**WRITTEN PROBLEM:**
Find how many lines of the listing include the string "ylabel", and report only that figure.

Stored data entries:
=-=-=-=-=

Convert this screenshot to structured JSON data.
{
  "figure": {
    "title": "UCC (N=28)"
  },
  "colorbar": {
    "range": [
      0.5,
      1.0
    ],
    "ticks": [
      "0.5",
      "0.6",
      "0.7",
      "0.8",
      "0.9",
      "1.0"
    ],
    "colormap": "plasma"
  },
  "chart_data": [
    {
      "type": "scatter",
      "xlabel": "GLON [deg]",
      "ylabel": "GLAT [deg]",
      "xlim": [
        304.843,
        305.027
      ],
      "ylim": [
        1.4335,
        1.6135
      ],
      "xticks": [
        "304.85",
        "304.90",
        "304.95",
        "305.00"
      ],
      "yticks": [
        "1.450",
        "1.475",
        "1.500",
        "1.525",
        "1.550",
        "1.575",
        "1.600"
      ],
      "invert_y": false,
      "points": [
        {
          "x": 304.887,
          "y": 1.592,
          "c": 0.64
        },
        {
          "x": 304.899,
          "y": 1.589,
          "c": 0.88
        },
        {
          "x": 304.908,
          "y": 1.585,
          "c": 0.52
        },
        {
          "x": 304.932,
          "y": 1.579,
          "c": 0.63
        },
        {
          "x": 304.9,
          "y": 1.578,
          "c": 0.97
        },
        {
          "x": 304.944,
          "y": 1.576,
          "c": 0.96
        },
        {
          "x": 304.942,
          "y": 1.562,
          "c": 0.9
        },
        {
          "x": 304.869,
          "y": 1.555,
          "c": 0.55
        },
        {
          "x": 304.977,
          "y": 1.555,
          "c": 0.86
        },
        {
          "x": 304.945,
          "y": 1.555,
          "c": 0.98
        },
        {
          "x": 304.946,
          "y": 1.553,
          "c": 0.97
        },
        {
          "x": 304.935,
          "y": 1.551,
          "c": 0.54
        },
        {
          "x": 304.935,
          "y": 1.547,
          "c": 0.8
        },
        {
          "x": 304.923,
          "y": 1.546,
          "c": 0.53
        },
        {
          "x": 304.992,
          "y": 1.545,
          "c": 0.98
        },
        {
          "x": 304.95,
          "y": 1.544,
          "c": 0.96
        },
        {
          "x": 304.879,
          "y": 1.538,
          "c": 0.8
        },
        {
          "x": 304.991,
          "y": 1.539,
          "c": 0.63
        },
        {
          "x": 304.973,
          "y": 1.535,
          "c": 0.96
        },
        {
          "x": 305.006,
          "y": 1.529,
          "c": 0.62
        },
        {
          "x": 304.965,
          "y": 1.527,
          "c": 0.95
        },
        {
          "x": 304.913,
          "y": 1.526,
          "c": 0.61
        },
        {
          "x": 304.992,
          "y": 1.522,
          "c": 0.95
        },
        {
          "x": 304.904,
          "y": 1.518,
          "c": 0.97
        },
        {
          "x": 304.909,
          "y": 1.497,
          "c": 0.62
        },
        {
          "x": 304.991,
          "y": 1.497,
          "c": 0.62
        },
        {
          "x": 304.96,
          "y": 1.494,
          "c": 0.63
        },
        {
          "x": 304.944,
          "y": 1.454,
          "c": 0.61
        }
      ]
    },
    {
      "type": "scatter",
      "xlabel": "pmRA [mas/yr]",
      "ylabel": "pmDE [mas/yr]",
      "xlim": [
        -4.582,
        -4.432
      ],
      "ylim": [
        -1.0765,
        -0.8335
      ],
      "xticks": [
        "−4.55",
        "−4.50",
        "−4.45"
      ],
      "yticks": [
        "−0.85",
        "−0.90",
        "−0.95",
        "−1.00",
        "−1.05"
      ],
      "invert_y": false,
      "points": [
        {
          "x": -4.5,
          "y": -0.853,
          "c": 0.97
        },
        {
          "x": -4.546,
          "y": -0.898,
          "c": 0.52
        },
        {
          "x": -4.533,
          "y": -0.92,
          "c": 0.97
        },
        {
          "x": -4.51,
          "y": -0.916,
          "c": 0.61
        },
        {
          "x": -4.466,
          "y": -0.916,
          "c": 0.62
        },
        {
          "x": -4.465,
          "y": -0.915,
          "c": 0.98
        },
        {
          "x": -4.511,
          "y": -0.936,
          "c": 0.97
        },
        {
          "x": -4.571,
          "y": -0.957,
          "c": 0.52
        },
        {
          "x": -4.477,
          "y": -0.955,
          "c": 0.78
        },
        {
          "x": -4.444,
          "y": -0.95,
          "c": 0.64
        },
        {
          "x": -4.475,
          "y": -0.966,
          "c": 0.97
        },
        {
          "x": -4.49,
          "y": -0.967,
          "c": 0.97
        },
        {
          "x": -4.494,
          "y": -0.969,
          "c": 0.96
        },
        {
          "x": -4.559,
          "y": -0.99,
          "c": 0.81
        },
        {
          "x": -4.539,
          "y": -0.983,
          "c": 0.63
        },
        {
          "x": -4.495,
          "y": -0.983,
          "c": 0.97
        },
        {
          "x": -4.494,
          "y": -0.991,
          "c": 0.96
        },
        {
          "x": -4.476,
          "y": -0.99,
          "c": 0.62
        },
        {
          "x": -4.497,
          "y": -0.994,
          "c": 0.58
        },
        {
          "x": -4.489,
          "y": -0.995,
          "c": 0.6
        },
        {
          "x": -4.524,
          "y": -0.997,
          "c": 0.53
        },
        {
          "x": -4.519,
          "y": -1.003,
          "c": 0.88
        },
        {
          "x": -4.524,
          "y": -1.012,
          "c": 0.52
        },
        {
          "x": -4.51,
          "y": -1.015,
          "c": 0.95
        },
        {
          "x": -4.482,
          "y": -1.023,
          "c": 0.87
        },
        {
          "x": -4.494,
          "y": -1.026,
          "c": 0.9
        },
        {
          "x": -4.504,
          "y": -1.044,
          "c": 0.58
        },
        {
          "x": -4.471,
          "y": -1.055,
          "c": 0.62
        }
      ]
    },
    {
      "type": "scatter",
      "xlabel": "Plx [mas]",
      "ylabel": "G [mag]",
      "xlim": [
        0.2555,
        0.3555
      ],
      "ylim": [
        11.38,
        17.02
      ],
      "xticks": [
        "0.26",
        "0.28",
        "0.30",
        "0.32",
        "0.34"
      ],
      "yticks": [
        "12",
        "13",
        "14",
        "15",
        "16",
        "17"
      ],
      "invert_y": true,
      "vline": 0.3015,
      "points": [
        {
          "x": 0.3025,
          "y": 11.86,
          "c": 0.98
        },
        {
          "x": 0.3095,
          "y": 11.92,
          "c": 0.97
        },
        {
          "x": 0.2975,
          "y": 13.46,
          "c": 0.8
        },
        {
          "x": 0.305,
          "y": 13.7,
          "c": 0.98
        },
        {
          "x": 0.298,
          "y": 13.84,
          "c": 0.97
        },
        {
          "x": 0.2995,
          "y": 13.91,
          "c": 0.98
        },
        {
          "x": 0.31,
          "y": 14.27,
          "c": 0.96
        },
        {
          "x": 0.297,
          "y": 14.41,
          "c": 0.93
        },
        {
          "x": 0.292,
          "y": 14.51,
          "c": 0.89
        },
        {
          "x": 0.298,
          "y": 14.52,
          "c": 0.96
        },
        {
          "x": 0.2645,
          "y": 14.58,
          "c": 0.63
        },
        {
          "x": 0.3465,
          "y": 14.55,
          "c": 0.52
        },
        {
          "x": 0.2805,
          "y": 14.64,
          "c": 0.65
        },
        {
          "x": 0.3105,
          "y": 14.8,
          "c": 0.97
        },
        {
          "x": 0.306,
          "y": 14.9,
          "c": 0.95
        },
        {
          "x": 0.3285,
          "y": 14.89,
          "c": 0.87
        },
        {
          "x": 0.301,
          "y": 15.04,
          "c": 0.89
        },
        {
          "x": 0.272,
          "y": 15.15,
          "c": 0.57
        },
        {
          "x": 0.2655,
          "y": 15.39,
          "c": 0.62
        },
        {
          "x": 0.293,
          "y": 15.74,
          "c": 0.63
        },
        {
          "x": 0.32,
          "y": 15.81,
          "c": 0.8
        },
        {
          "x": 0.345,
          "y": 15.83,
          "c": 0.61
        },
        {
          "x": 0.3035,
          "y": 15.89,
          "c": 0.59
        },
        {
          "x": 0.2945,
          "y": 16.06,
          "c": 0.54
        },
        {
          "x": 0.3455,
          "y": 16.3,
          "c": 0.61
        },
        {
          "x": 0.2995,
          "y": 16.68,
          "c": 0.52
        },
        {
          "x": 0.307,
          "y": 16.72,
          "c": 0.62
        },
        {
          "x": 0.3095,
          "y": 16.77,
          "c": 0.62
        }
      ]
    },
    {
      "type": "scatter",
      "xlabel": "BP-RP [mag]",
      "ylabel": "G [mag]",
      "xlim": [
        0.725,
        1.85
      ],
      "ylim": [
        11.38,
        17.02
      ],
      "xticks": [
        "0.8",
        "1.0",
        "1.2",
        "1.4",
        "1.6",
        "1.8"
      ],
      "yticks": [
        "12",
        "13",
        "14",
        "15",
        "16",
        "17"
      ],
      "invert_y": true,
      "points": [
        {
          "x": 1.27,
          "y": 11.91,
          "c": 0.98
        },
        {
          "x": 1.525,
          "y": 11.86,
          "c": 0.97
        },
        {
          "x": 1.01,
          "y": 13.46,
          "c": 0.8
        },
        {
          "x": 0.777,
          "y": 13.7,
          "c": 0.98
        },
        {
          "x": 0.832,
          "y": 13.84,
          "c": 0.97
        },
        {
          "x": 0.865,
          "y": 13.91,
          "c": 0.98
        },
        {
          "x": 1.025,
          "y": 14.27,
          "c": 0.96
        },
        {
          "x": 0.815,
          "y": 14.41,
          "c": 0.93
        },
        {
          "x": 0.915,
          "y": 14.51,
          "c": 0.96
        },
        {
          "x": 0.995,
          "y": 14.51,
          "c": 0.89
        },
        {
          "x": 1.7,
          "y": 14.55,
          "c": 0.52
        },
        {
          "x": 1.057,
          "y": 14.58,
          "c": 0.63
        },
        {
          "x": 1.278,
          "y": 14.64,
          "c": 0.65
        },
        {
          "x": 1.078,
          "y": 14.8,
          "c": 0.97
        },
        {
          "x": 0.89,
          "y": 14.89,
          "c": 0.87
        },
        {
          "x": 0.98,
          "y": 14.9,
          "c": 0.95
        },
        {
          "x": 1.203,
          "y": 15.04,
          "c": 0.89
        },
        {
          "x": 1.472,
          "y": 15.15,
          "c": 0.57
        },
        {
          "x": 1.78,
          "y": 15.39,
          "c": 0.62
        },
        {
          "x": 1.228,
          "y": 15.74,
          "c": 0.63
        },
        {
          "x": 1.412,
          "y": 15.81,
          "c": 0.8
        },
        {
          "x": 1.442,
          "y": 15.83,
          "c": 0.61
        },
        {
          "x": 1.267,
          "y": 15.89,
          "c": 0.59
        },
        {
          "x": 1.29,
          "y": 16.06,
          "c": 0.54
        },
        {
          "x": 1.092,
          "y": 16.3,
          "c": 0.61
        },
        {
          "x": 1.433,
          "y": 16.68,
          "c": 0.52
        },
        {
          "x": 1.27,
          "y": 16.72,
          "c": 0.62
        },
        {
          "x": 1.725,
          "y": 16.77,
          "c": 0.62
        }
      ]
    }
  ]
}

=-=-=-=-=

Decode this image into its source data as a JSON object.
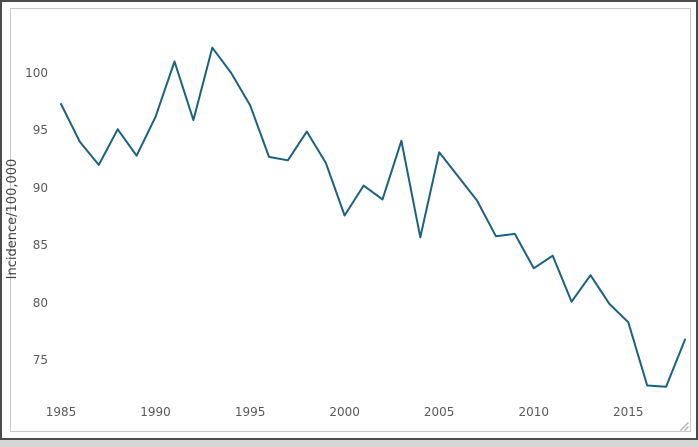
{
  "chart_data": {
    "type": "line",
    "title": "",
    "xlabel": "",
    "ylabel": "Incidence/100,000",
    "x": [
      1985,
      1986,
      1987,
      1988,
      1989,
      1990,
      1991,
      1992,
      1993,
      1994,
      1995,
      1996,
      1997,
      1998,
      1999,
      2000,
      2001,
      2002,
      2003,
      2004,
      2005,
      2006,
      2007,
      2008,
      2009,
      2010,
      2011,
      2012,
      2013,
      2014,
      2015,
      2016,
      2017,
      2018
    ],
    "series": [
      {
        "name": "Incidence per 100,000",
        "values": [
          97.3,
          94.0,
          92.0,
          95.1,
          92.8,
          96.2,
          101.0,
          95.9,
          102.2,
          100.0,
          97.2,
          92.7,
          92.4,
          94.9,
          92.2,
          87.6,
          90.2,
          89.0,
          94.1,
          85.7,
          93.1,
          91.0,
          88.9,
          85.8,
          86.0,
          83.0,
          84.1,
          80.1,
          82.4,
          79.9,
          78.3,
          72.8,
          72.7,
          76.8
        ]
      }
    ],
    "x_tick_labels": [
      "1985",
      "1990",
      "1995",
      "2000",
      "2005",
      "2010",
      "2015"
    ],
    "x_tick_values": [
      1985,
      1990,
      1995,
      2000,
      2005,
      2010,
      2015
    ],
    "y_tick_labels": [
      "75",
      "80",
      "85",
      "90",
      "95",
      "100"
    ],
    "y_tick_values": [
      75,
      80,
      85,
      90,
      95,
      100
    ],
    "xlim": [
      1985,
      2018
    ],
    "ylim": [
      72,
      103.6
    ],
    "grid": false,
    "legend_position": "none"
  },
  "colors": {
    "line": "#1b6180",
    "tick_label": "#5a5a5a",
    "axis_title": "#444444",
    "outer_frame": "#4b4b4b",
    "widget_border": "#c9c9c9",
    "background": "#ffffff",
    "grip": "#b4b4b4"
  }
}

=-=-=-=-=

**THE ANSWER:**
5